Direction: Reproduce verbatim the lines from the one containing "x-axis-ticks: 0.0 0.5" to the one containing "chart-title-line-1: Number of", including both.

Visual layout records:
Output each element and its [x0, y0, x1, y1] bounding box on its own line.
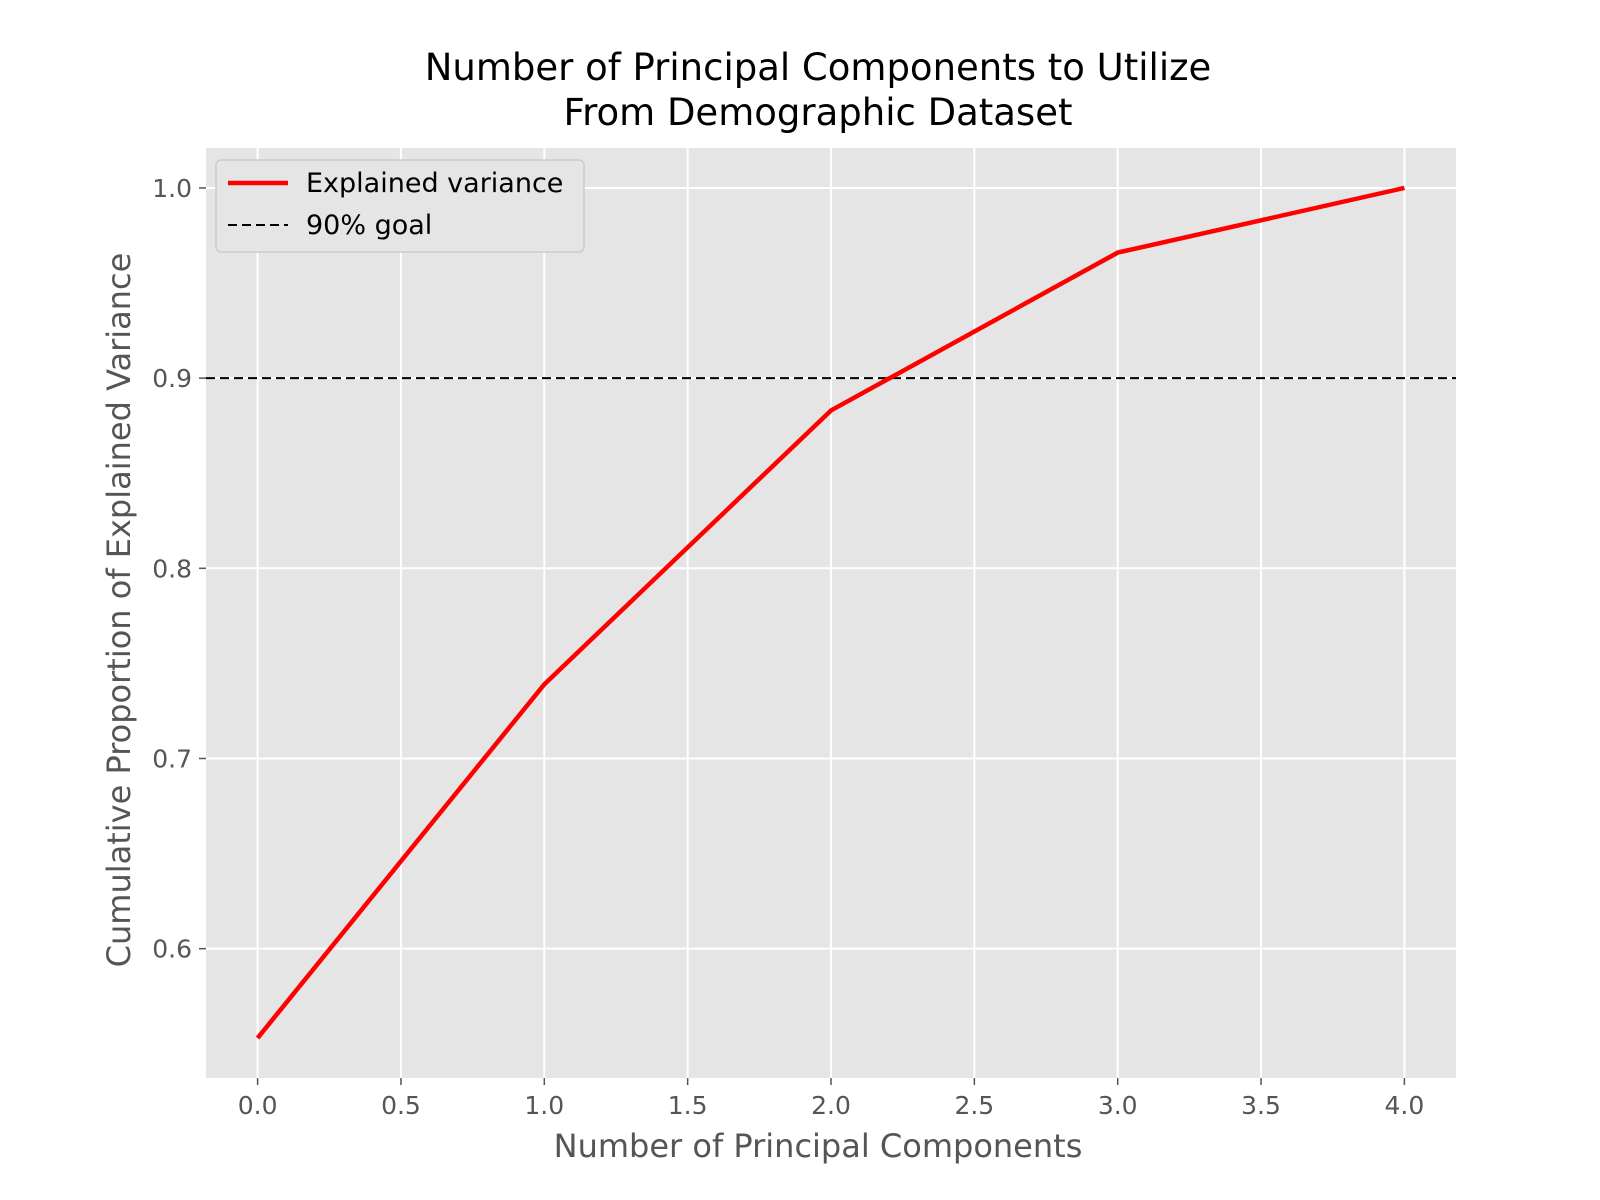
x-axis-ticks: 0.0 0.5 1.0 1.5 2.0 2.5 3.0 3.5 4.0 [238, 1078, 1425, 1120]
x-tick-label: 1.0 [524, 1091, 564, 1120]
x-tick-label: 2.0 [811, 1091, 851, 1120]
y-tick-label: 0.7 [152, 744, 192, 773]
chart-title-line-1: Number of Principal Components to Utiliz… [425, 46, 1212, 89]
y-tick-label: 0.8 [152, 554, 192, 583]
y-tick-label: 1.0 [152, 174, 192, 203]
legend-box [215, 159, 585, 253]
x-tick-label: 4.0 [1385, 1091, 1425, 1120]
grid-lines [206, 148, 1456, 1078]
y-tick-label: 0.6 [152, 935, 192, 964]
y-tick-label: 0.9 [152, 364, 192, 393]
legend: Explained variance 90% goal [215, 159, 585, 253]
legend-label-explained-variance: Explained variance [306, 168, 563, 199]
x-tick-label: 3.0 [1098, 1091, 1138, 1120]
x-tick-label: 0.5 [381, 1091, 421, 1120]
x-tick-label: 2.5 [954, 1091, 994, 1120]
x-axis-label: Number of Principal Components [554, 1127, 1083, 1165]
series-lines [255, 185, 1405, 1040]
legend-label-90-goal: 90% goal [306, 210, 432, 241]
x-tick-label: 1.5 [668, 1091, 708, 1120]
x-tick-label: 0.0 [238, 1091, 278, 1120]
y-axis-ticks: 0.6 0.7 0.8 0.9 1.0 [152, 174, 206, 964]
y-axis-label: Cumulative Proportion of Explained Varia… [100, 253, 138, 968]
x-tick-label: 3.5 [1241, 1091, 1281, 1120]
chart-title-line-2: From Demographic Dataset [564, 91, 1073, 134]
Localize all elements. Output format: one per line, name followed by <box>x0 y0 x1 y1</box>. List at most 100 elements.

Answer to this problem:
x-axis-ticks: 0.0 0.5 1.0 1.5 2.0 2.5 3.0 3.5 4.0 [238, 1078, 1425, 1120]
x-tick-label: 1.0 [524, 1091, 564, 1120]
x-tick-label: 2.0 [811, 1091, 851, 1120]
y-tick-label: 0.7 [152, 744, 192, 773]
chart-title-line-1: Number of Principal Components to Utiliz… [425, 46, 1212, 89]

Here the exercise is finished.